• Written exercise: Omit every picture and return the rest of the data unaltered.

======

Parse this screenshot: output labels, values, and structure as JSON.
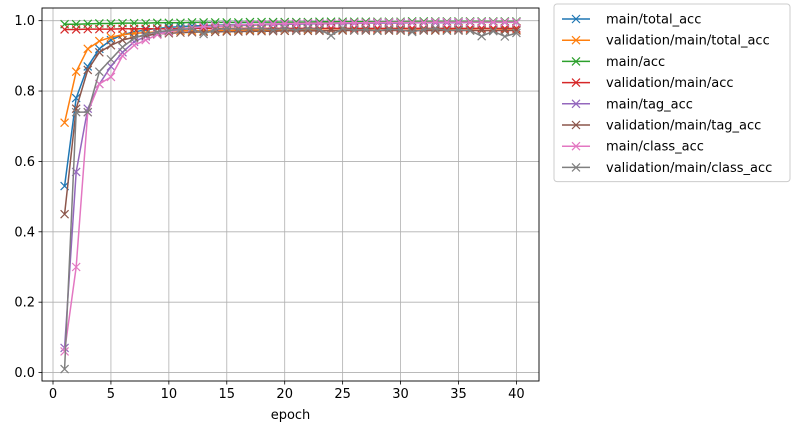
{
  "chart_data": {
    "type": "line",
    "title": "",
    "xlabel": "epoch",
    "ylabel": "",
    "xlim": [
      -0.95,
      41.95
    ],
    "ylim": [
      -0.024,
      1.036
    ],
    "xticks": [
      0,
      5,
      10,
      15,
      20,
      25,
      30,
      35,
      40
    ],
    "yticks": [
      0.0,
      0.2,
      0.4,
      0.6,
      0.8,
      1.0
    ],
    "grid": true,
    "marker": "x",
    "legend_position": "outside upper right",
    "x": [
      1,
      2,
      3,
      4,
      5,
      6,
      7,
      8,
      9,
      10,
      11,
      12,
      13,
      14,
      15,
      16,
      17,
      18,
      19,
      20,
      21,
      22,
      23,
      24,
      25,
      26,
      27,
      28,
      29,
      30,
      31,
      32,
      33,
      34,
      35,
      36,
      37,
      38,
      39,
      40
    ],
    "series": [
      {
        "name": "main/total_acc",
        "color": "#1f77b4",
        "values": [
          0.53,
          0.78,
          0.87,
          0.92,
          0.945,
          0.96,
          0.968,
          0.974,
          0.978,
          0.981,
          0.983,
          0.985,
          0.986,
          0.987,
          0.988,
          0.989,
          0.99,
          0.99,
          0.991,
          0.991,
          0.992,
          0.992,
          0.992,
          0.993,
          0.993,
          0.993,
          0.994,
          0.994,
          0.994,
          0.994,
          0.995,
          0.995,
          0.995,
          0.995,
          0.995,
          0.996,
          0.996,
          0.996,
          0.996,
          0.996
        ]
      },
      {
        "name": "validation/main/total_acc",
        "color": "#ff7f0e",
        "values": [
          0.71,
          0.855,
          0.92,
          0.942,
          0.953,
          0.96,
          0.964,
          0.966,
          0.968,
          0.97,
          0.971,
          0.972,
          0.971,
          0.973,
          0.972,
          0.973,
          0.974,
          0.973,
          0.974,
          0.972,
          0.973,
          0.975,
          0.973,
          0.972,
          0.974,
          0.973,
          0.975,
          0.973,
          0.974,
          0.972,
          0.973,
          0.974,
          0.973,
          0.975,
          0.973,
          0.974,
          0.972,
          0.973,
          0.974,
          0.973
        ]
      },
      {
        "name": "main/acc",
        "color": "#2ca02c",
        "values": [
          0.99,
          0.99,
          0.991,
          0.992,
          0.992,
          0.993,
          0.993,
          0.993,
          0.994,
          0.994,
          0.994,
          0.995,
          0.995,
          0.995,
          0.995,
          0.995,
          0.996,
          0.996,
          0.996,
          0.996,
          0.996,
          0.996,
          0.997,
          0.997,
          0.997,
          0.997,
          0.997,
          0.997,
          0.997,
          0.997,
          0.998,
          0.998,
          0.998,
          0.998,
          0.998,
          0.998,
          0.998,
          0.998,
          0.998,
          0.998
        ]
      },
      {
        "name": "validation/main/acc",
        "color": "#d62728",
        "values": [
          0.975,
          0.975,
          0.976,
          0.976,
          0.976,
          0.977,
          0.977,
          0.977,
          0.977,
          0.977,
          0.977,
          0.978,
          0.978,
          0.978,
          0.978,
          0.978,
          0.978,
          0.978,
          0.978,
          0.978,
          0.978,
          0.978,
          0.978,
          0.978,
          0.978,
          0.978,
          0.978,
          0.978,
          0.978,
          0.978,
          0.978,
          0.978,
          0.978,
          0.978,
          0.978,
          0.978,
          0.978,
          0.978,
          0.978,
          0.978
        ]
      },
      {
        "name": "main/tag_acc",
        "color": "#9467bd",
        "values": [
          0.07,
          0.57,
          0.75,
          0.82,
          0.87,
          0.91,
          0.94,
          0.955,
          0.965,
          0.972,
          0.977,
          0.98,
          0.982,
          0.984,
          0.985,
          0.986,
          0.987,
          0.988,
          0.989,
          0.99,
          0.99,
          0.991,
          0.991,
          0.992,
          0.992,
          0.992,
          0.993,
          0.993,
          0.993,
          0.993,
          0.994,
          0.994,
          0.994,
          0.994,
          0.994,
          0.995,
          0.995,
          0.995,
          0.995,
          0.995
        ]
      },
      {
        "name": "validation/main/tag_acc",
        "color": "#8c564b",
        "values": [
          0.45,
          0.75,
          0.86,
          0.91,
          0.93,
          0.945,
          0.953,
          0.958,
          0.962,
          0.964,
          0.966,
          0.967,
          0.968,
          0.968,
          0.969,
          0.969,
          0.97,
          0.97,
          0.97,
          0.971,
          0.971,
          0.971,
          0.971,
          0.972,
          0.972,
          0.972,
          0.972,
          0.972,
          0.972,
          0.972,
          0.972,
          0.972,
          0.972,
          0.972,
          0.972,
          0.972,
          0.972,
          0.972,
          0.972,
          0.972
        ]
      },
      {
        "name": "main/class_acc",
        "color": "#e377c2",
        "values": [
          0.06,
          0.3,
          0.74,
          0.82,
          0.84,
          0.9,
          0.93,
          0.945,
          0.96,
          0.968,
          0.975,
          0.98,
          0.983,
          0.985,
          0.987,
          0.988,
          0.99,
          0.99,
          0.991,
          0.992,
          0.992,
          0.993,
          0.993,
          0.993,
          0.994,
          0.994,
          0.994,
          0.995,
          0.995,
          0.995,
          0.995,
          0.995,
          0.996,
          0.996,
          0.996,
          0.996,
          0.996,
          0.996,
          0.996,
          0.996
        ]
      },
      {
        "name": "validation/main/class_acc",
        "color": "#7f7f7f",
        "values": [
          0.01,
          0.74,
          0.74,
          0.855,
          0.89,
          0.925,
          0.95,
          0.962,
          0.968,
          0.972,
          0.975,
          0.977,
          0.962,
          0.975,
          0.978,
          0.976,
          0.977,
          0.978,
          0.974,
          0.978,
          0.973,
          0.978,
          0.975,
          0.958,
          0.978,
          0.973,
          0.975,
          0.971,
          0.976,
          0.974,
          0.968,
          0.975,
          0.978,
          0.972,
          0.974,
          0.972,
          0.956,
          0.97,
          0.955,
          0.965
        ]
      }
    ]
  }
}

======

• Answer to this exercise:
Parse this screenshot: output labels, values, and structure as JSON.
{
  "chart_data": {
    "type": "line",
    "title": "",
    "xlabel": "epoch",
    "ylabel": "",
    "xlim": [
      -0.95,
      41.95
    ],
    "ylim": [
      -0.024,
      1.036
    ],
    "xticks": [
      0,
      5,
      10,
      15,
      20,
      25,
      30,
      35,
      40
    ],
    "yticks": [
      0.0,
      0.2,
      0.4,
      0.6,
      0.8,
      1.0
    ],
    "grid": true,
    "marker": "x",
    "legend_position": "outside upper right",
    "x": [
      1,
      2,
      3,
      4,
      5,
      6,
      7,
      8,
      9,
      10,
      11,
      12,
      13,
      14,
      15,
      16,
      17,
      18,
      19,
      20,
      21,
      22,
      23,
      24,
      25,
      26,
      27,
      28,
      29,
      30,
      31,
      32,
      33,
      34,
      35,
      36,
      37,
      38,
      39,
      40
    ],
    "series": [
      {
        "name": "main/total_acc",
        "color": "#1f77b4",
        "values": [
          0.53,
          0.78,
          0.87,
          0.92,
          0.945,
          0.96,
          0.968,
          0.974,
          0.978,
          0.981,
          0.983,
          0.985,
          0.986,
          0.987,
          0.988,
          0.989,
          0.99,
          0.99,
          0.991,
          0.991,
          0.992,
          0.992,
          0.992,
          0.993,
          0.993,
          0.993,
          0.994,
          0.994,
          0.994,
          0.994,
          0.995,
          0.995,
          0.995,
          0.995,
          0.995,
          0.996,
          0.996,
          0.996,
          0.996,
          0.996
        ]
      },
      {
        "name": "validation/main/total_acc",
        "color": "#ff7f0e",
        "values": [
          0.71,
          0.855,
          0.92,
          0.942,
          0.953,
          0.96,
          0.964,
          0.966,
          0.968,
          0.97,
          0.971,
          0.972,
          0.971,
          0.973,
          0.972,
          0.973,
          0.974,
          0.973,
          0.974,
          0.972,
          0.973,
          0.975,
          0.973,
          0.972,
          0.974,
          0.973,
          0.975,
          0.973,
          0.974,
          0.972,
          0.973,
          0.974,
          0.973,
          0.975,
          0.973,
          0.974,
          0.972,
          0.973,
          0.974,
          0.973
        ]
      },
      {
        "name": "main/acc",
        "color": "#2ca02c",
        "values": [
          0.99,
          0.99,
          0.991,
          0.992,
          0.992,
          0.993,
          0.993,
          0.993,
          0.994,
          0.994,
          0.994,
          0.995,
          0.995,
          0.995,
          0.995,
          0.995,
          0.996,
          0.996,
          0.996,
          0.996,
          0.996,
          0.996,
          0.997,
          0.997,
          0.997,
          0.997,
          0.997,
          0.997,
          0.997,
          0.997,
          0.998,
          0.998,
          0.998,
          0.998,
          0.998,
          0.998,
          0.998,
          0.998,
          0.998,
          0.998
        ]
      },
      {
        "name": "validation/main/acc",
        "color": "#d62728",
        "values": [
          0.975,
          0.975,
          0.976,
          0.976,
          0.976,
          0.977,
          0.977,
          0.977,
          0.977,
          0.977,
          0.977,
          0.978,
          0.978,
          0.978,
          0.978,
          0.978,
          0.978,
          0.978,
          0.978,
          0.978,
          0.978,
          0.978,
          0.978,
          0.978,
          0.978,
          0.978,
          0.978,
          0.978,
          0.978,
          0.978,
          0.978,
          0.978,
          0.978,
          0.978,
          0.978,
          0.978,
          0.978,
          0.978,
          0.978,
          0.978
        ]
      },
      {
        "name": "main/tag_acc",
        "color": "#9467bd",
        "values": [
          0.07,
          0.57,
          0.75,
          0.82,
          0.87,
          0.91,
          0.94,
          0.955,
          0.965,
          0.972,
          0.977,
          0.98,
          0.982,
          0.984,
          0.985,
          0.986,
          0.987,
          0.988,
          0.989,
          0.99,
          0.99,
          0.991,
          0.991,
          0.992,
          0.992,
          0.992,
          0.993,
          0.993,
          0.993,
          0.993,
          0.994,
          0.994,
          0.994,
          0.994,
          0.994,
          0.995,
          0.995,
          0.995,
          0.995,
          0.995
        ]
      },
      {
        "name": "validation/main/tag_acc",
        "color": "#8c564b",
        "values": [
          0.45,
          0.75,
          0.86,
          0.91,
          0.93,
          0.945,
          0.953,
          0.958,
          0.962,
          0.964,
          0.966,
          0.967,
          0.968,
          0.968,
          0.969,
          0.969,
          0.97,
          0.97,
          0.97,
          0.971,
          0.971,
          0.971,
          0.971,
          0.972,
          0.972,
          0.972,
          0.972,
          0.972,
          0.972,
          0.972,
          0.972,
          0.972,
          0.972,
          0.972,
          0.972,
          0.972,
          0.972,
          0.972,
          0.972,
          0.972
        ]
      },
      {
        "name": "main/class_acc",
        "color": "#e377c2",
        "values": [
          0.06,
          0.3,
          0.74,
          0.82,
          0.84,
          0.9,
          0.93,
          0.945,
          0.96,
          0.968,
          0.975,
          0.98,
          0.983,
          0.985,
          0.987,
          0.988,
          0.99,
          0.99,
          0.991,
          0.992,
          0.992,
          0.993,
          0.993,
          0.993,
          0.994,
          0.994,
          0.994,
          0.995,
          0.995,
          0.995,
          0.995,
          0.995,
          0.996,
          0.996,
          0.996,
          0.996,
          0.996,
          0.996,
          0.996,
          0.996
        ]
      },
      {
        "name": "validation/main/class_acc",
        "color": "#7f7f7f",
        "values": [
          0.01,
          0.74,
          0.74,
          0.855,
          0.89,
          0.925,
          0.95,
          0.962,
          0.968,
          0.972,
          0.975,
          0.977,
          0.962,
          0.975,
          0.978,
          0.976,
          0.977,
          0.978,
          0.974,
          0.978,
          0.973,
          0.978,
          0.975,
          0.958,
          0.978,
          0.973,
          0.975,
          0.971,
          0.976,
          0.974,
          0.968,
          0.975,
          0.978,
          0.972,
          0.974,
          0.972,
          0.956,
          0.97,
          0.955,
          0.965
        ]
      }
    ]
  }
}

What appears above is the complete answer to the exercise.